Data for processing:
■ ■ ■ ■ ■ ■ ■

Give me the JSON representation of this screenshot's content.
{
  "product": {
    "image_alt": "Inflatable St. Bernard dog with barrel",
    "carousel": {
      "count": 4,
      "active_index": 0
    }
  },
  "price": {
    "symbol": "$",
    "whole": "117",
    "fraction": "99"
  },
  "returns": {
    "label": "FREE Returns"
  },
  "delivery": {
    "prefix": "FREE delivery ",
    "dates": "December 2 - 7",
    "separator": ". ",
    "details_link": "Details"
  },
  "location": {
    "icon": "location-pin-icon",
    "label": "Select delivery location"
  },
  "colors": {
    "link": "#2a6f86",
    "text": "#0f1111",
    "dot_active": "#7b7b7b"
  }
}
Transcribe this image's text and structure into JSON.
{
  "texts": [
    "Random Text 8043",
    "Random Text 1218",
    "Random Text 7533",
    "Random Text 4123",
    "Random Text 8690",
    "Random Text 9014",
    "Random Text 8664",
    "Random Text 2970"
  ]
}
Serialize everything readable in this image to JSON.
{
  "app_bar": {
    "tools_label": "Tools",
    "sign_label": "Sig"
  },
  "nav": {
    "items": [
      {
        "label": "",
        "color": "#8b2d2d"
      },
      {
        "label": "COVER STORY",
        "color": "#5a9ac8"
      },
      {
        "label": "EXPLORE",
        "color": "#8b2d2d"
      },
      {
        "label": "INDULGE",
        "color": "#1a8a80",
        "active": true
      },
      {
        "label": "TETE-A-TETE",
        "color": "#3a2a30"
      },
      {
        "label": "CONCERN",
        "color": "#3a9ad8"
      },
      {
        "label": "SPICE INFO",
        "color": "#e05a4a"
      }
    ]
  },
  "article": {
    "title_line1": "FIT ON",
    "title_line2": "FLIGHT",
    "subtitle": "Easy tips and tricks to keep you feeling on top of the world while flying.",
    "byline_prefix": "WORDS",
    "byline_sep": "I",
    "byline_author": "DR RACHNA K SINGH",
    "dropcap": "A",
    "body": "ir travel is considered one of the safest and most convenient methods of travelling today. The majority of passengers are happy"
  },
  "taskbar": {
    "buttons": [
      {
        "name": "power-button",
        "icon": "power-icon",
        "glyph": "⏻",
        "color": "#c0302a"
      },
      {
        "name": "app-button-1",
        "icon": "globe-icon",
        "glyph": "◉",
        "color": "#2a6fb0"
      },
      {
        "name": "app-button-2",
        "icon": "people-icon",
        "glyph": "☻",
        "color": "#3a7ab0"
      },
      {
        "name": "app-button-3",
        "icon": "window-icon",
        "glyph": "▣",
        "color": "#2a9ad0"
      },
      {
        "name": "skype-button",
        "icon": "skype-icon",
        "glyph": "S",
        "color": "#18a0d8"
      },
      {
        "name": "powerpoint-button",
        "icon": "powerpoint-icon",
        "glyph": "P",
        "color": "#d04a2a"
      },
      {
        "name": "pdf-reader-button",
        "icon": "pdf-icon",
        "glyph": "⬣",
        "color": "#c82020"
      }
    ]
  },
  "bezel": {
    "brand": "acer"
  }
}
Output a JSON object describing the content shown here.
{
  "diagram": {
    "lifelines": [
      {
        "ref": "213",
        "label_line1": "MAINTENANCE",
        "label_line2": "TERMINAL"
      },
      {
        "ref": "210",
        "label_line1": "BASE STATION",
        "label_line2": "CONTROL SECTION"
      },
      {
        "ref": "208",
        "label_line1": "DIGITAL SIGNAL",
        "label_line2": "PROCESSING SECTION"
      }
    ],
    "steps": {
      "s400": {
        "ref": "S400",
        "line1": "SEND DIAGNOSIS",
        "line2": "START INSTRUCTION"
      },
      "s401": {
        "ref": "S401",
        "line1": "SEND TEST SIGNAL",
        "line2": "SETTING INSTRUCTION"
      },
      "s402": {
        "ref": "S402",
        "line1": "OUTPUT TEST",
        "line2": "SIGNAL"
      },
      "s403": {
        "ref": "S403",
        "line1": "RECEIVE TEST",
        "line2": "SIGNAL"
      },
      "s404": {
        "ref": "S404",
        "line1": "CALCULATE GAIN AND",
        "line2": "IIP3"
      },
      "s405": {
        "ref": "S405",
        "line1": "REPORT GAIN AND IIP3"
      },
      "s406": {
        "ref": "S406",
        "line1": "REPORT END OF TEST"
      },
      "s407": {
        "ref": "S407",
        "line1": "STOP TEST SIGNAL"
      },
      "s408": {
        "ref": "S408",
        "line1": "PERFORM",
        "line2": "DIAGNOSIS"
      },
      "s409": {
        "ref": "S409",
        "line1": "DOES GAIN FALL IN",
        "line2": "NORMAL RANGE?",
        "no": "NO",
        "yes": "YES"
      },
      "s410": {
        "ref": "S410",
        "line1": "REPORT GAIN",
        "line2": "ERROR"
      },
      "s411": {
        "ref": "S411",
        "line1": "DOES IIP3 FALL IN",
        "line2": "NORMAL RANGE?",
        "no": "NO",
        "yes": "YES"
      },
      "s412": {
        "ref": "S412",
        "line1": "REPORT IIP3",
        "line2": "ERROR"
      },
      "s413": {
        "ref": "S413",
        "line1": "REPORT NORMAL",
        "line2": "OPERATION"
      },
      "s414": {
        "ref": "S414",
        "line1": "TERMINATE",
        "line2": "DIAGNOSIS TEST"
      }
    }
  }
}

■ ■ ■ ■ ■ ■ ■

Find the word "FALL" in the entries, and copy every line it shows up in.

        "line1": "DOES GAIN FALL IN",
        "line1": "DOES IIP3 FALL IN",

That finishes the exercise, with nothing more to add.